### Information given

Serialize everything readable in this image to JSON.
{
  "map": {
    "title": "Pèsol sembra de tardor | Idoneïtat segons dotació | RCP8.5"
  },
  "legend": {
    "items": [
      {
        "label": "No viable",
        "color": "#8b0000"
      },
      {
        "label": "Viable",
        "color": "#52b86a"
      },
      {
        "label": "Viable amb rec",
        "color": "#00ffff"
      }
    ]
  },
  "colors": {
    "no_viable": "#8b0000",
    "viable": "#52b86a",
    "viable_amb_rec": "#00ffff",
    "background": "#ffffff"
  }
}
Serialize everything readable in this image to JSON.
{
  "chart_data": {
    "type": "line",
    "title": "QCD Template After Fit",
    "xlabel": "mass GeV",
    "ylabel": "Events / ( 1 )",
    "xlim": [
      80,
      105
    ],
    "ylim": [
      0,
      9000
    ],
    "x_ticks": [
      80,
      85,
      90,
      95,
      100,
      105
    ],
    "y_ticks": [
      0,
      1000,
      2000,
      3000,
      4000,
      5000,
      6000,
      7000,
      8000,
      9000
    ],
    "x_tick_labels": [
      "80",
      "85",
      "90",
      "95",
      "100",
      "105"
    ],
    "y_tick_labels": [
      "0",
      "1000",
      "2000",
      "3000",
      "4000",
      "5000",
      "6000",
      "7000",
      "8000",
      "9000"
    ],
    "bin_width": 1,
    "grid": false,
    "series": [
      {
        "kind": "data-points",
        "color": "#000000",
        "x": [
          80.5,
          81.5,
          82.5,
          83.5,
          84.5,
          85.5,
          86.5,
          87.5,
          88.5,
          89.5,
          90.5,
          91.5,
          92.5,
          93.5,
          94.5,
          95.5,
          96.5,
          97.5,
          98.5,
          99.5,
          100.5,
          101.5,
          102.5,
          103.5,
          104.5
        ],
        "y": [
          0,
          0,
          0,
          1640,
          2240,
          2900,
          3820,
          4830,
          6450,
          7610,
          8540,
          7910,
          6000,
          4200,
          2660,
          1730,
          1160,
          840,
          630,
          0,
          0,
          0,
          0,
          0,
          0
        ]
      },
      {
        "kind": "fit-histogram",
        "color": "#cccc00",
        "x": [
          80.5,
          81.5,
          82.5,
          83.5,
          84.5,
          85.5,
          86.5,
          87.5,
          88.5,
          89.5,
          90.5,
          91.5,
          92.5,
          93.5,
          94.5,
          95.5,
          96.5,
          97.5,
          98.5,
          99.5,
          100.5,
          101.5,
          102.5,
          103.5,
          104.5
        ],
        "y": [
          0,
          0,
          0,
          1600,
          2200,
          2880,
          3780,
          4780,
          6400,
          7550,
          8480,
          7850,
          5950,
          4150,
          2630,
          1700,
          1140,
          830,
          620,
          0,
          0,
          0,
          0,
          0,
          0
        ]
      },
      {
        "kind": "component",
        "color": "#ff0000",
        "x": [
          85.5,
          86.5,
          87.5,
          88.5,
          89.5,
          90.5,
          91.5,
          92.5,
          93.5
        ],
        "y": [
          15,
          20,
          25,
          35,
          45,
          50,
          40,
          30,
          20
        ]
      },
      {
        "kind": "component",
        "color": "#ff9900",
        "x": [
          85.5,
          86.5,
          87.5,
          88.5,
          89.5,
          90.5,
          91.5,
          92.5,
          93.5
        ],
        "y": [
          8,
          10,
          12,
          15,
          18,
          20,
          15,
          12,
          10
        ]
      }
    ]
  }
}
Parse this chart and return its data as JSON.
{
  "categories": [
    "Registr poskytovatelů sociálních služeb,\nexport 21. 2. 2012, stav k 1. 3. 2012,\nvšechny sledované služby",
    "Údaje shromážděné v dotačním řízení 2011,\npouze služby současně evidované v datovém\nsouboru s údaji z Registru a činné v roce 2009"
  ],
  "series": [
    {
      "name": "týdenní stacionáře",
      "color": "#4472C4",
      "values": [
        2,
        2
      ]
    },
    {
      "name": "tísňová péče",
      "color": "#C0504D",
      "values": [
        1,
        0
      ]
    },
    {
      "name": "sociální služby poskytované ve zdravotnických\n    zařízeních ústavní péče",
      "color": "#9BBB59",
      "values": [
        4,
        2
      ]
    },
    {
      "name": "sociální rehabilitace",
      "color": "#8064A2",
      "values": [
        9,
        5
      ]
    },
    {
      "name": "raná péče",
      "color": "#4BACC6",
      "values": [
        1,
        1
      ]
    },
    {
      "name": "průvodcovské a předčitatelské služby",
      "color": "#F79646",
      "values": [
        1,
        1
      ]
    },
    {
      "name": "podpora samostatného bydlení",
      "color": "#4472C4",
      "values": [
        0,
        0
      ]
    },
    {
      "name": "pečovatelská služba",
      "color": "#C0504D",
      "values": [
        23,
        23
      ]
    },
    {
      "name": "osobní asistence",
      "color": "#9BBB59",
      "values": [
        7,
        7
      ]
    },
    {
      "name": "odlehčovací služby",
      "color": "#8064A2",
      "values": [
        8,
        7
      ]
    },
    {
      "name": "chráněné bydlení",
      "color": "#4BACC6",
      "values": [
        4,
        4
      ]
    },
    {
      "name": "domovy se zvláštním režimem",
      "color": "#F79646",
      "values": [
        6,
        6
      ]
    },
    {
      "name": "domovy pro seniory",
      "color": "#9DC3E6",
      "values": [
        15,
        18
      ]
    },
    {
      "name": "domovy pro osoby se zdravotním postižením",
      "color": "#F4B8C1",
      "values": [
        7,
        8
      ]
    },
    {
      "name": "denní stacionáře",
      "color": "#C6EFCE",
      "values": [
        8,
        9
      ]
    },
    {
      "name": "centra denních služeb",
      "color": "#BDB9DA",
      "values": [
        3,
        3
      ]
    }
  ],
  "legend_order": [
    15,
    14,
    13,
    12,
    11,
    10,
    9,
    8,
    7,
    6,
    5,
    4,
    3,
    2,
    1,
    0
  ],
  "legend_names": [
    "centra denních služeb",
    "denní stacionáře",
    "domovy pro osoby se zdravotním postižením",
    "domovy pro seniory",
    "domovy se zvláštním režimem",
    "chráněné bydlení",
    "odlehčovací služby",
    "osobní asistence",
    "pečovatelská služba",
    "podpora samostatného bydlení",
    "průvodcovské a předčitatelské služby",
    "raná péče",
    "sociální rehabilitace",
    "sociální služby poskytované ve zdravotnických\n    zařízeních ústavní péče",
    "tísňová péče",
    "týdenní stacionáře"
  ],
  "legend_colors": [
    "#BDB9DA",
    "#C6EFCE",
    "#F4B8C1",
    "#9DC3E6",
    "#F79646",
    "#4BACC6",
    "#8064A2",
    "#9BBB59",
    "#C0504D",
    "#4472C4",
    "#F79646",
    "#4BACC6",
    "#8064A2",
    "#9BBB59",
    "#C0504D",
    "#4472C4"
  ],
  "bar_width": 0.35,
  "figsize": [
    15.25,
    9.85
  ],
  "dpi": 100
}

######

Problem statement: Reproduce the records in full, exactly as written.

Exercise solution:
Serialize everything readable in this image to JSON.
{
  "map": {
    "title": "Pèsol sembra de tardor | Idoneïtat segons dotació | RCP8.5"
  },
  "legend": {
    "items": [
      {
        "label": "No viable",
        "color": "#8b0000"
      },
      {
        "label": "Viable",
        "color": "#52b86a"
      },
      {
        "label": "Viable amb rec",
        "color": "#00ffff"
      }
    ]
  },
  "colors": {
    "no_viable": "#8b0000",
    "viable": "#52b86a",
    "viable_amb_rec": "#00ffff",
    "background": "#ffffff"
  }
}
Serialize everything readable in this image to JSON.
{
  "chart_data": {
    "type": "line",
    "title": "QCD Template After Fit",
    "xlabel": "mass GeV",
    "ylabel": "Events / ( 1 )",
    "xlim": [
      80,
      105
    ],
    "ylim": [
      0,
      9000
    ],
    "x_ticks": [
      80,
      85,
      90,
      95,
      100,
      105
    ],
    "y_ticks": [
      0,
      1000,
      2000,
      3000,
      4000,
      5000,
      6000,
      7000,
      8000,
      9000
    ],
    "x_tick_labels": [
      "80",
      "85",
      "90",
      "95",
      "100",
      "105"
    ],
    "y_tick_labels": [
      "0",
      "1000",
      "2000",
      "3000",
      "4000",
      "5000",
      "6000",
      "7000",
      "8000",
      "9000"
    ],
    "bin_width": 1,
    "grid": false,
    "series": [
      {
        "kind": "data-points",
        "color": "#000000",
        "x": [
          80.5,
          81.5,
          82.5,
          83.5,
          84.5,
          85.5,
          86.5,
          87.5,
          88.5,
          89.5,
          90.5,
          91.5,
          92.5,
          93.5,
          94.5,
          95.5,
          96.5,
          97.5,
          98.5,
          99.5,
          100.5,
          101.5,
          102.5,
          103.5,
          104.5
        ],
        "y": [
          0,
          0,
          0,
          1640,
          2240,
          2900,
          3820,
          4830,
          6450,
          7610,
          8540,
          7910,
          6000,
          4200,
          2660,
          1730,
          1160,
          840,
          630,
          0,
          0,
          0,
          0,
          0,
          0
        ]
      },
      {
        "kind": "fit-histogram",
        "color": "#cccc00",
        "x": [
          80.5,
          81.5,
          82.5,
          83.5,
          84.5,
          85.5,
          86.5,
          87.5,
          88.5,
          89.5,
          90.5,
          91.5,
          92.5,
          93.5,
          94.5,
          95.5,
          96.5,
          97.5,
          98.5,
          99.5,
          100.5,
          101.5,
          102.5,
          103.5,
          104.5
        ],
        "y": [
          0,
          0,
          0,
          1600,
          2200,
          2880,
          3780,
          4780,
          6400,
          7550,
          8480,
          7850,
          5950,
          4150,
          2630,
          1700,
          1140,
          830,
          620,
          0,
          0,
          0,
          0,
          0,
          0
        ]
      },
      {
        "kind": "component",
        "color": "#ff0000",
        "x": [
          85.5,
          86.5,
          87.5,
          88.5,
          89.5,
          90.5,
          91.5,
          92.5,
          93.5
        ],
        "y": [
          15,
          20,
          25,
          35,
          45,
          50,
          40,
          30,
          20
        ]
      },
      {
        "kind": "component",
        "color": "#ff9900",
        "x": [
          85.5,
          86.5,
          87.5,
          88.5,
          89.5,
          90.5,
          91.5,
          92.5,
          93.5
        ],
        "y": [
          8,
          10,
          12,
          15,
          18,
          20,
          15,
          12,
          10
        ]
      }
    ]
  }
}
Parse this chart and return its data as JSON.
{
  "categories": [
    "Registr poskytovatelů sociálních služeb,\nexport 21. 2. 2012, stav k 1. 3. 2012,\nvšechny sledované služby",
    "Údaje shromážděné v dotačním řízení 2011,\npouze služby současně evidované v datovém\nsouboru s údaji z Registru a činné v roce 2009"
  ],
  "series": [
    {
      "name": "týdenní stacionáře",
      "color": "#4472C4",
      "values": [
        2,
        2
      ]
    },
    {
      "name": "tísňová péče",
      "color": "#C0504D",
      "values": [
        1,
        0
      ]
    },
    {
      "name": "sociální služby poskytované ve zdravotnických\n    zařízeních ústavní péče",
      "color": "#9BBB59",
      "values": [
        4,
        2
      ]
    },
    {
      "name": "sociální rehabilitace",
      "color": "#8064A2",
      "values": [
        9,
        5
      ]
    },
    {
      "name": "raná péče",
      "color": "#4BACC6",
      "values": [
        1,
        1
      ]
    },
    {
      "name": "průvodcovské a předčitatelské služby",
      "color": "#F79646",
      "values": [
        1,
        1
      ]
    },
    {
      "name": "podpora samostatného bydlení",
      "color": "#4472C4",
      "values": [
        0,
        0
      ]
    },
    {
      "name": "pečovatelská služba",
      "color": "#C0504D",
      "values": [
        23,
        23
      ]
    },
    {
      "name": "osobní asistence",
      "color": "#9BBB59",
      "values": [
        7,
        7
      ]
    },
    {
      "name": "odlehčovací služby",
      "color": "#8064A2",
      "values": [
        8,
        7
      ]
    },
    {
      "name": "chráněné bydlení",
      "color": "#4BACC6",
      "values": [
        4,
        4
      ]
    },
    {
      "name": "domovy se zvláštním režimem",
      "color": "#F79646",
      "values": [
        6,
        6
      ]
    },
    {
      "name": "domovy pro seniory",
      "color": "#9DC3E6",
      "values": [
        15,
        18
      ]
    },
    {
      "name": "domovy pro osoby se zdravotním postižením",
      "color": "#F4B8C1",
      "values": [
        7,
        8
      ]
    },
    {
      "name": "denní stacionáře",
      "color": "#C6EFCE",
      "values": [
        8,
        9
      ]
    },
    {
      "name": "centra denních služeb",
      "color": "#BDB9DA",
      "values": [
        3,
        3
      ]
    }
  ],
  "legend_order": [
    15,
    14,
    13,
    12,
    11,
    10,
    9,
    8,
    7,
    6,
    5,
    4,
    3,
    2,
    1,
    0
  ],
  "legend_names": [
    "centra denních služeb",
    "denní stacionáře",
    "domovy pro osoby se zdravotním postižením",
    "domovy pro seniory",
    "domovy se zvláštním režimem",
    "chráněné bydlení",
    "odlehčovací služby",
    "osobní asistence",
    "pečovatelská služba",
    "podpora samostatného bydlení",
    "průvodcovské a předčitatelské služby",
    "raná péče",
    "sociální rehabilitace",
    "sociální služby poskytované ve zdravotnických\n    zařízeních ústavní péče",
    "tísňová péče",
    "týdenní stacionáře"
  ],
  "legend_colors": [
    "#BDB9DA",
    "#C6EFCE",
    "#F4B8C1",
    "#9DC3E6",
    "#F79646",
    "#4BACC6",
    "#8064A2",
    "#9BBB59",
    "#C0504D",
    "#4472C4",
    "#F79646",
    "#4BACC6",
    "#8064A2",
    "#9BBB59",
    "#C0504D",
    "#4472C4"
  ],
  "bar_width": 0.35,
  "figsize": [
    15.25,
    9.85
  ],
  "dpi": 100
}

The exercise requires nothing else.